--- begin ---

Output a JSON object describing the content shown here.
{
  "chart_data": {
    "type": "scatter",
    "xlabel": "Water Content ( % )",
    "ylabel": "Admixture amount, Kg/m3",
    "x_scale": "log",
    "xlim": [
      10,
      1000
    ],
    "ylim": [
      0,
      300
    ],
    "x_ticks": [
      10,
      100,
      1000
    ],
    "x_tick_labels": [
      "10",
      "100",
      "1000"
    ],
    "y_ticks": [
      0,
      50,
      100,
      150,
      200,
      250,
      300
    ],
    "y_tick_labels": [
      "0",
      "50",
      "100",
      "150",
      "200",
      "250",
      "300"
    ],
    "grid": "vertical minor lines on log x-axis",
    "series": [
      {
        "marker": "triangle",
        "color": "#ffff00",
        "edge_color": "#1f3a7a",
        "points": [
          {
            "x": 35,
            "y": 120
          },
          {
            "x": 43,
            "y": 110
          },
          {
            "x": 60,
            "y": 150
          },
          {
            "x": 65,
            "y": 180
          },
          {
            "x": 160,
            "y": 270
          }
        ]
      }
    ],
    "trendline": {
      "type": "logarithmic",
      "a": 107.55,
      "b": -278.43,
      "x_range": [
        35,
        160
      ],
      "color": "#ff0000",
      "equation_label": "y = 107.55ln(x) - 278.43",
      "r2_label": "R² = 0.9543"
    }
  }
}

--- end ---

Exactly reproduce every line of the data above.

> [Result]:
Output a JSON object describing the content shown here.
{
  "chart_data": {
    "type": "scatter",
    "xlabel": "Water Content ( % )",
    "ylabel": "Admixture amount, Kg/m3",
    "x_scale": "log",
    "xlim": [
      10,
      1000
    ],
    "ylim": [
      0,
      300
    ],
    "x_ticks": [
      10,
      100,
      1000
    ],
    "x_tick_labels": [
      "10",
      "100",
      "1000"
    ],
    "y_ticks": [
      0,
      50,
      100,
      150,
      200,
      250,
      300
    ],
    "y_tick_labels": [
      "0",
      "50",
      "100",
      "150",
      "200",
      "250",
      "300"
    ],
    "grid": "vertical minor lines on log x-axis",
    "series": [
      {
        "marker": "triangle",
        "color": "#ffff00",
        "edge_color": "#1f3a7a",
        "points": [
          {
            "x": 35,
            "y": 120
          },
          {
            "x": 43,
            "y": 110
          },
          {
            "x": 60,
            "y": 150
          },
          {
            "x": 65,
            "y": 180
          },
          {
            "x": 160,
            "y": 270
          }
        ]
      }
    ],
    "trendline": {
      "type": "logarithmic",
      "a": 107.55,
      "b": -278.43,
      "x_range": [
        35,
        160
      ],
      "color": "#ff0000",
      "equation_label": "y = 107.55ln(x) - 278.43",
      "r2_label": "R² = 0.9543"
    }
  }
}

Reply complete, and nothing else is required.